## [What needs to be done]
List every line below containing "address".

[start Records shown]

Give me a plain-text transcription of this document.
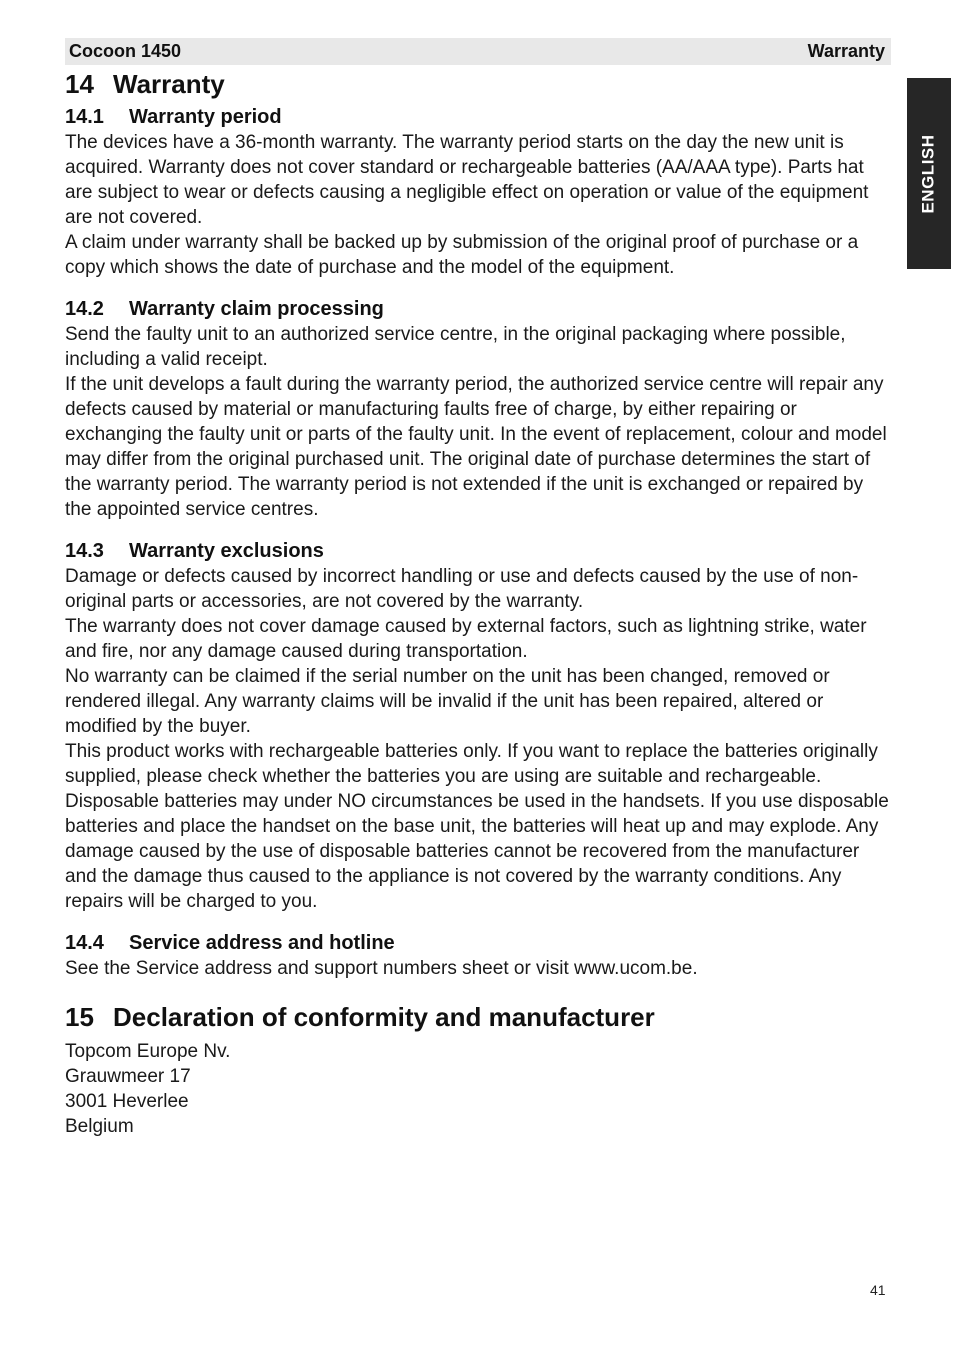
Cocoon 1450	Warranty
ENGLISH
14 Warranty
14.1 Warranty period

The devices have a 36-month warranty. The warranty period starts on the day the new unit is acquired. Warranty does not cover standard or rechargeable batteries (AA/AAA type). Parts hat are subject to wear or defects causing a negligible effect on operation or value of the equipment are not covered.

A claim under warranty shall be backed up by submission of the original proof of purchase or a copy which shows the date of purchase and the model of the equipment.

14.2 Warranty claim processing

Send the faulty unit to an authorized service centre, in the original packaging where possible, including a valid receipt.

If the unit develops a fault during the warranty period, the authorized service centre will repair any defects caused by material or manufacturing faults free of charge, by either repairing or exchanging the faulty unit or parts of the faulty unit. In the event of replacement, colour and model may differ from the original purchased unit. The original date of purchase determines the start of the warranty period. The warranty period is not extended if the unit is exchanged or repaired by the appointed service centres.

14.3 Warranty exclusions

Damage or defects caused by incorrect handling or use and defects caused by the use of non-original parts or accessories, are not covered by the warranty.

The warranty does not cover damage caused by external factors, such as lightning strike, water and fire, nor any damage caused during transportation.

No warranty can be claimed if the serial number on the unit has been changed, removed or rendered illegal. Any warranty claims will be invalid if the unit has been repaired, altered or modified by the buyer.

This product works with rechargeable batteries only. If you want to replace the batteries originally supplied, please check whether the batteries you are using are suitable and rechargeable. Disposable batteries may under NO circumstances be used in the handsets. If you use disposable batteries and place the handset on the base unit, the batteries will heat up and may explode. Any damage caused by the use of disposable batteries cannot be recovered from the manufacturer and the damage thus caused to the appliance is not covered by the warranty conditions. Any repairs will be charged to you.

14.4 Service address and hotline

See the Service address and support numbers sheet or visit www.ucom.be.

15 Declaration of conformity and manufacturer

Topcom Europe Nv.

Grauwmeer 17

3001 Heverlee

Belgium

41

[end Records shown]

## [Response to the exercise]
14.4 Service address and hotline
See the Service address and support numbers sheet or visit www.ucom.be.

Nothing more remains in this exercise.